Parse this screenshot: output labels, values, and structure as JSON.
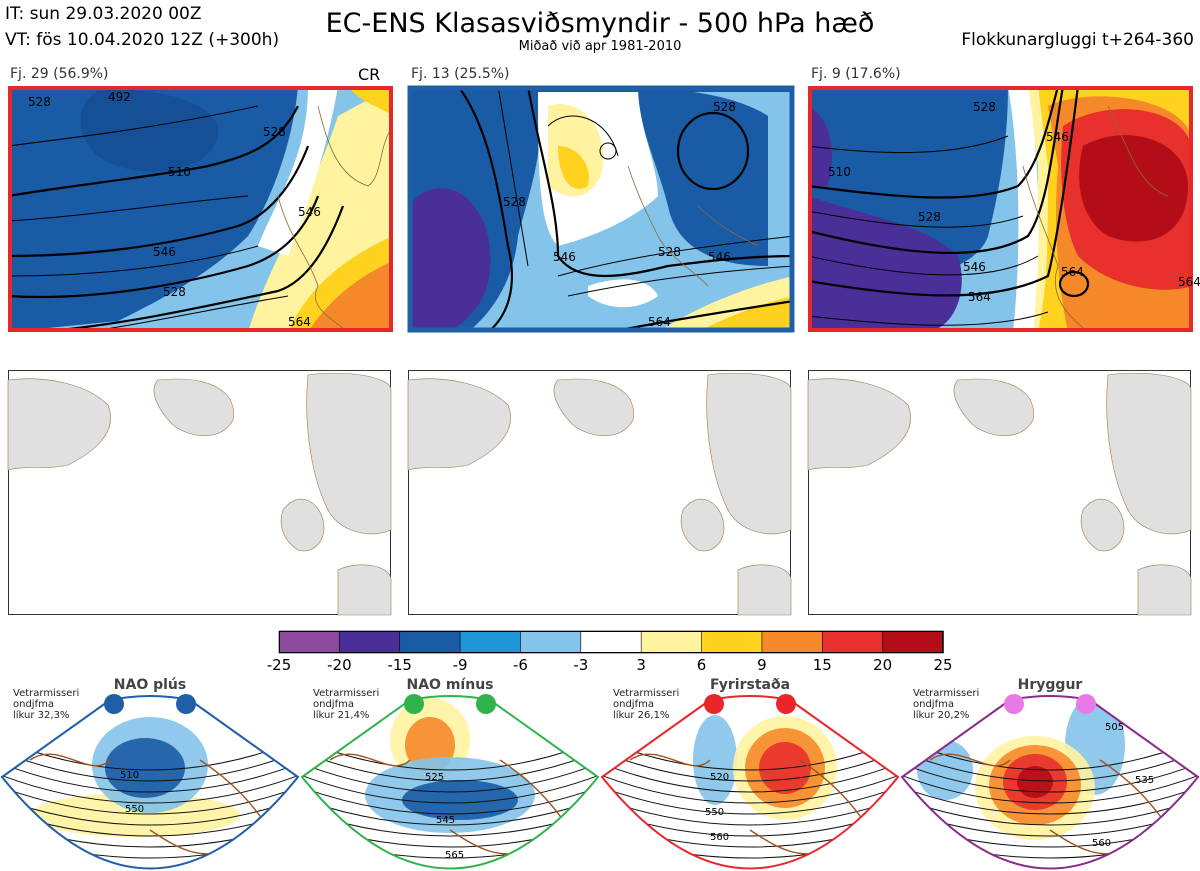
{
  "header": {
    "it": "IT: sun 29.03.2020 00Z",
    "vt": "VT: fös 10.04.2020 12Z  (+300h)",
    "title": "EC-ENS Klasasviðsmyndir - 500 hPa hæð",
    "subtitle": "Miðað við apr 1981-2010",
    "window": "Flokkunargluggi t+264-360"
  },
  "panels": [
    {
      "label": "Fj. 29 (56.9%)",
      "tag": "CR",
      "border_color": "#e8272a",
      "contours": [
        "510",
        "528",
        "546",
        "528",
        "546",
        "564",
        "528",
        "492"
      ]
    },
    {
      "label": "Fj. 13 (25.5%)",
      "tag": "",
      "border_color": "#1f5fa8",
      "contours": [
        "528",
        "546",
        "564",
        "528",
        "546",
        "528"
      ]
    },
    {
      "label": "Fj. 9 (17.6%)",
      "tag": "",
      "border_color": "#e8272a",
      "contours": [
        "510",
        "528",
        "546",
        "564",
        "564",
        "546",
        "564",
        "528"
      ]
    }
  ],
  "colorbar": {
    "ticks": [
      "-25",
      "-20",
      "-15",
      "-9",
      "-6",
      "-3",
      "3",
      "6",
      "9",
      "15",
      "20",
      "25"
    ],
    "colors": [
      "#8c4a9e",
      "#4a2f98",
      "#1a5ba6",
      "#1e96d8",
      "#84c3ea",
      "#ffffff",
      "#fff3a0",
      "#ffd21f",
      "#f5892a",
      "#e8302c",
      "#b30d17"
    ]
  },
  "regimes": [
    {
      "title": "NAO plús",
      "winter": "Vetrarmisseri\nondjfma\nlíkur 32,3%",
      "dot_color": "#1f5fa8",
      "frame_color": "#1f5fa8",
      "labels": [
        "510",
        "550"
      ]
    },
    {
      "title": "NAO mínus",
      "winter": "Vetrarmisseri\nondjfma\nlíkur 21,4%",
      "dot_color": "#2fb34a",
      "frame_color": "#2fb34a",
      "labels": [
        "525",
        "545",
        "565"
      ]
    },
    {
      "title": "Fyrirstaða",
      "winter": "Vetrarmisseri\nondjfma\nlíkur 26,1%",
      "dot_color": "#e8272a",
      "frame_color": "#e8272a",
      "labels": [
        "520",
        "550",
        "560"
      ]
    },
    {
      "title": "Hryggur",
      "winter": "Vetrarmisseri\nondjfma\nlíkur 20,2%",
      "dot_color": "#e87ae8",
      "frame_color": "#8b2a8b",
      "labels": [
        "505",
        "535",
        "560"
      ]
    }
  ]
}
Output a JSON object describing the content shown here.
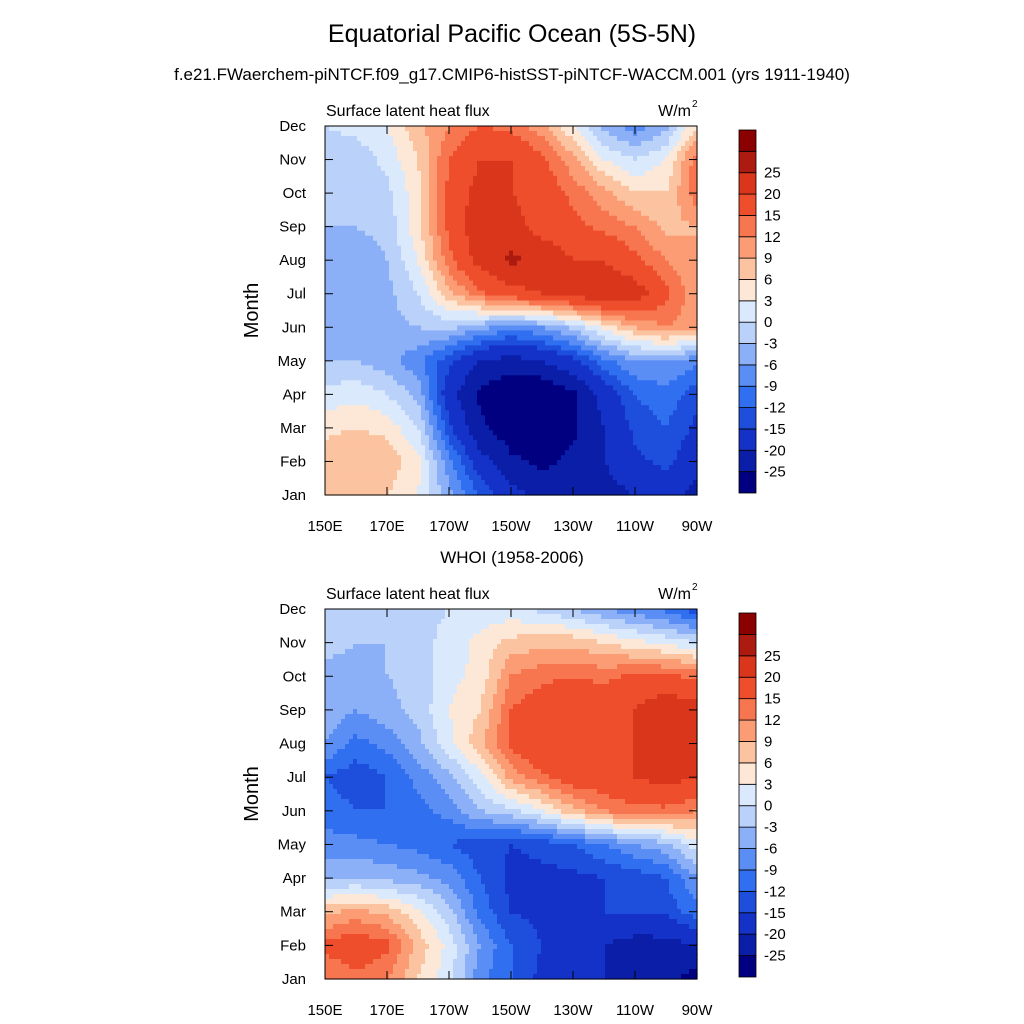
{
  "title": "Equatorial Pacific Ocean (5S-5N)",
  "subtitle": "f.e21.FWaerchem-piNTCF.f09_g17.CMIP6-histSST-piNTCF-WACCM.001 (yrs 1911-1940)",
  "panel2_title": "WHOI (1958-2006)",
  "colorbar": {
    "colors": [
      "#000080",
      "#0a1ea8",
      "#1432c8",
      "#1e4fdc",
      "#2f6ff0",
      "#5a8ef5",
      "#8cb0f8",
      "#bad1fa",
      "#dbe9fc",
      "#fde8d7",
      "#fcc3a0",
      "#fb9c74",
      "#f7754f",
      "#ef4e2c",
      "#d9361c",
      "#ad1a10",
      "#8b0000"
    ],
    "labels": [
      "-25",
      "-20",
      "-15",
      "-12",
      "-9",
      "-6",
      "-3",
      "0",
      "3",
      "6",
      "9",
      "12",
      "15",
      "20",
      "25"
    ]
  },
  "chart_data": [
    {
      "type": "heatmap",
      "left_label": "Surface latent heat flux",
      "right_label": "W/m",
      "right_label_sup": "2",
      "ylabel": "Month",
      "x_ticks": [
        "150E",
        "170E",
        "170W",
        "150W",
        "130W",
        "110W",
        "90W"
      ],
      "y_ticks": [
        "Jan",
        "Feb",
        "Mar",
        "Apr",
        "May",
        "Jun",
        "Jul",
        "Aug",
        "Sep",
        "Oct",
        "Nov",
        "Dec"
      ],
      "x_range": [
        "150E",
        "90W"
      ],
      "levels": [
        -25,
        -20,
        -15,
        -12,
        -9,
        -6,
        -3,
        0,
        3,
        6,
        9,
        12,
        15,
        20,
        25
      ],
      "z": [
        [
          6,
          7,
          6,
          3,
          -5,
          -12,
          -18,
          -22,
          -24,
          -22,
          -20,
          -18,
          -22
        ],
        [
          8,
          9,
          8,
          4,
          -8,
          -18,
          -24,
          -26,
          -24,
          -20,
          -16,
          -14,
          -18
        ],
        [
          5,
          6,
          5,
          0,
          -14,
          -24,
          -28,
          -28,
          -26,
          -20,
          -14,
          -12,
          -16
        ],
        [
          1,
          2,
          0,
          -4,
          -18,
          -26,
          -30,
          -30,
          -26,
          -18,
          -12,
          -10,
          -14
        ],
        [
          -3,
          -3,
          -5,
          -8,
          -14,
          -20,
          -22,
          -20,
          -16,
          -10,
          -6,
          -6,
          -8
        ],
        [
          -4,
          -4,
          -4,
          -3,
          -2,
          -5,
          -8,
          -6,
          -2,
          4,
          9,
          12,
          10
        ],
        [
          -6,
          -6,
          -4,
          0,
          8,
          14,
          18,
          20,
          22,
          24,
          23,
          16,
          10
        ],
        [
          -5,
          -5,
          -3,
          3,
          14,
          22,
          26,
          24,
          20,
          20,
          16,
          12,
          9
        ],
        [
          -3,
          -3,
          -2,
          5,
          16,
          24,
          22,
          18,
          16,
          14,
          12,
          8,
          9
        ],
        [
          -2,
          -2,
          -1,
          5,
          16,
          22,
          20,
          18,
          14,
          10,
          6,
          6,
          14
        ],
        [
          -2,
          -2,
          1,
          6,
          15,
          20,
          20,
          16,
          10,
          3,
          0,
          3,
          14
        ],
        [
          0,
          1,
          3,
          8,
          12,
          15,
          14,
          10,
          3,
          -4,
          -8,
          -4,
          6
        ]
      ]
    },
    {
      "type": "heatmap",
      "left_label": "Surface latent heat flux",
      "right_label": "W/m",
      "right_label_sup": "2",
      "ylabel": "Month",
      "x_ticks": [
        "150E",
        "170E",
        "170W",
        "150W",
        "130W",
        "110W",
        "90W"
      ],
      "y_ticks": [
        "Jan",
        "Feb",
        "Mar",
        "Apr",
        "May",
        "Jun",
        "Jul",
        "Aug",
        "Sep",
        "Oct",
        "Nov",
        "Dec"
      ],
      "x_range": [
        "150E",
        "90W"
      ],
      "levels": [
        -25,
        -20,
        -15,
        -12,
        -9,
        -6,
        -3,
        0,
        3,
        6,
        9,
        12,
        15,
        20,
        25
      ],
      "z": [
        [
          12,
          14,
          12,
          6,
          1,
          -8,
          -12,
          -16,
          -18,
          -20,
          -22,
          -24,
          -27
        ],
        [
          16,
          18,
          16,
          8,
          2,
          -6,
          -12,
          -15,
          -18,
          -20,
          -22,
          -22,
          -20
        ],
        [
          8,
          10,
          8,
          4,
          -2,
          -10,
          -15,
          -16,
          -16,
          -15,
          -15,
          -14,
          -10
        ],
        [
          -4,
          -3,
          -4,
          -5,
          -7,
          -12,
          -16,
          -16,
          -16,
          -15,
          -14,
          -12,
          -6
        ],
        [
          -8,
          -8,
          -9,
          -10,
          -12,
          -14,
          -15,
          -14,
          -12,
          -9,
          -6,
          -4,
          2
        ],
        [
          -10,
          -12,
          -12,
          -10,
          -8,
          -3,
          -1,
          3,
          8,
          12,
          14,
          14,
          12
        ],
        [
          -12,
          -14,
          -12,
          -8,
          -4,
          2,
          10,
          14,
          18,
          18,
          20,
          22,
          20
        ],
        [
          -6,
          -10,
          -8,
          -4,
          2,
          8,
          16,
          20,
          20,
          18,
          20,
          22,
          20
        ],
        [
          -4,
          -6,
          -4,
          -2,
          3,
          6,
          15,
          18,
          20,
          18,
          20,
          24,
          22
        ],
        [
          -4,
          -4,
          -3,
          -2,
          2,
          4,
          12,
          14,
          15,
          14,
          16,
          16,
          14
        ],
        [
          -2,
          -3,
          -3,
          -1,
          1,
          4,
          7,
          8,
          8,
          6,
          4,
          2,
          0
        ],
        [
          -2,
          -2,
          -2,
          -1,
          0,
          1,
          1,
          -1,
          -3,
          -6,
          -8,
          -10,
          -14
        ]
      ]
    }
  ]
}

Requirement: Collect every line from the records above that contains the word "subtitle".

Solution to this problem:
    "subtitle": "Miðað við apr 1981-2010",
  "subtitle": "f.e21.FWaerchem-piNTCF.f09_g17.CMIP6-histSST-piNTCF-WACCM.001 (yrs 1911-1940)",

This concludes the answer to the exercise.